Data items
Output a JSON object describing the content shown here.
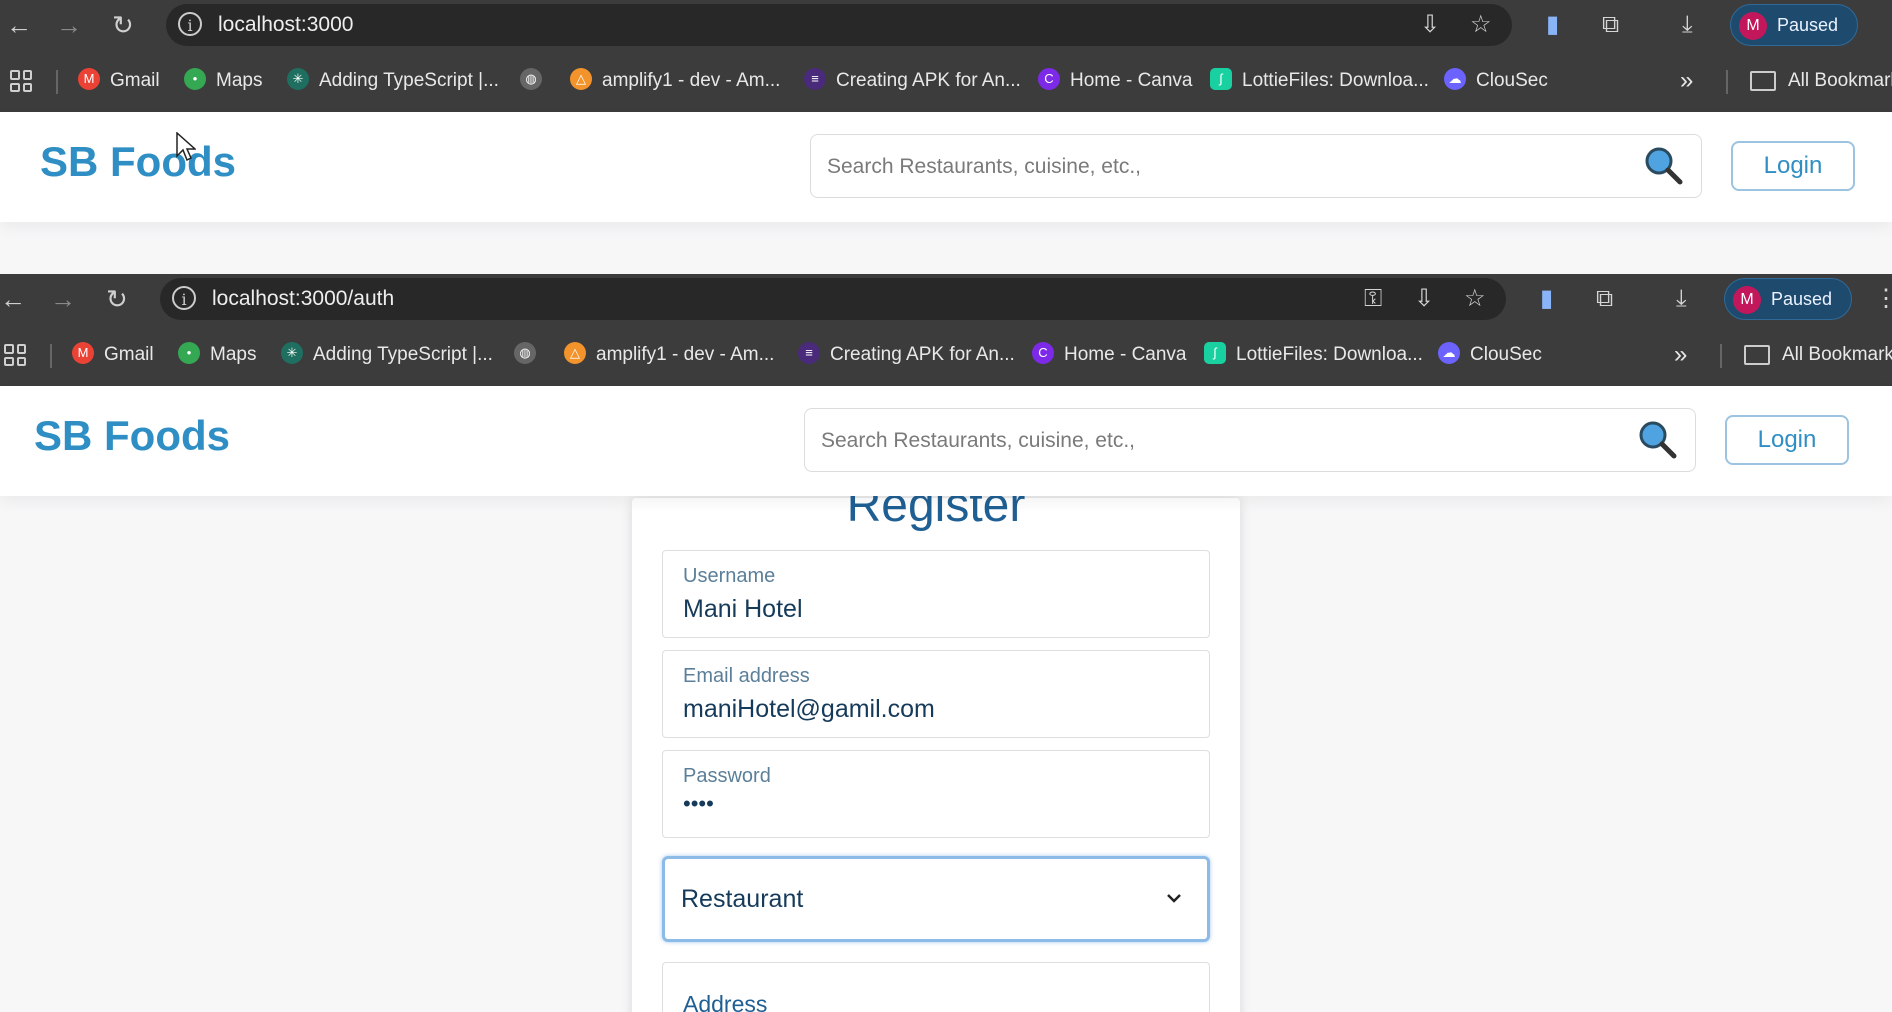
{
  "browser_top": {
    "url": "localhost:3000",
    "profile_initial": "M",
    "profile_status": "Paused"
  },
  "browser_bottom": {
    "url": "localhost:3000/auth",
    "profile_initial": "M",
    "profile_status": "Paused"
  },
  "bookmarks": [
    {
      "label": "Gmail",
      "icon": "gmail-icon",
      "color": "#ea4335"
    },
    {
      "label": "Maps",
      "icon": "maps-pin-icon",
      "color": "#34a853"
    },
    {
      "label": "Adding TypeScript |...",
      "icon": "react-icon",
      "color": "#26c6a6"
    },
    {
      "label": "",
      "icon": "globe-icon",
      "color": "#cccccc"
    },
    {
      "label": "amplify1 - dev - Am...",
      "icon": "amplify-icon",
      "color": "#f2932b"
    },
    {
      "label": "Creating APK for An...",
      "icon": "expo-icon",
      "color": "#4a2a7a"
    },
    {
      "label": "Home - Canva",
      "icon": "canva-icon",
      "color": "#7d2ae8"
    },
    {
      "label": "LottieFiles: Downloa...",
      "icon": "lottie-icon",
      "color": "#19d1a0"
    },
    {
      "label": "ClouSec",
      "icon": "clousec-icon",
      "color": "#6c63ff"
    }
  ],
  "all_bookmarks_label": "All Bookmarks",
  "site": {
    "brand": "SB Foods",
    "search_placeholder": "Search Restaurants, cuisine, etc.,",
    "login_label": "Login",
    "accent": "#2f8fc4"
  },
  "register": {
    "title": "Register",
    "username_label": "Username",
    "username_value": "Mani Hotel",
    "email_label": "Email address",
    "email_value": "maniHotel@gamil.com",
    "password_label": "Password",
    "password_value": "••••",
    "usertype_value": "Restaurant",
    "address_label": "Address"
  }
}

● **REQUIRED TASK**
Quote the data exactly, leaving every image out of the copy.

● **EXERCISE ANSWER**
Output a JSON object describing the content shown here.
{
  "browser_top": {
    "url": "localhost:3000",
    "profile_initial": "M",
    "profile_status": "Paused"
  },
  "browser_bottom": {
    "url": "localhost:3000/auth",
    "profile_initial": "M",
    "profile_status": "Paused"
  },
  "bookmarks": [
    {
      "label": "Gmail",
      "icon": "gmail-icon",
      "color": "#ea4335"
    },
    {
      "label": "Maps",
      "icon": "maps-pin-icon",
      "color": "#34a853"
    },
    {
      "label": "Adding TypeScript |...",
      "icon": "react-icon",
      "color": "#26c6a6"
    },
    {
      "label": "",
      "icon": "globe-icon",
      "color": "#cccccc"
    },
    {
      "label": "amplify1 - dev - Am...",
      "icon": "amplify-icon",
      "color": "#f2932b"
    },
    {
      "label": "Creating APK for An...",
      "icon": "expo-icon",
      "color": "#4a2a7a"
    },
    {
      "label": "Home - Canva",
      "icon": "canva-icon",
      "color": "#7d2ae8"
    },
    {
      "label": "LottieFiles: Downloa...",
      "icon": "lottie-icon",
      "color": "#19d1a0"
    },
    {
      "label": "ClouSec",
      "icon": "clousec-icon",
      "color": "#6c63ff"
    }
  ],
  "all_bookmarks_label": "All Bookmarks",
  "site": {
    "brand": "SB Foods",
    "search_placeholder": "Search Restaurants, cuisine, etc.,",
    "login_label": "Login",
    "accent": "#2f8fc4"
  },
  "register": {
    "title": "Register",
    "username_label": "Username",
    "username_value": "Mani Hotel",
    "email_label": "Email address",
    "email_value": "maniHotel@gamil.com",
    "password_label": "Password",
    "password_value": "••••",
    "usertype_value": "Restaurant",
    "address_label": "Address"
  }
}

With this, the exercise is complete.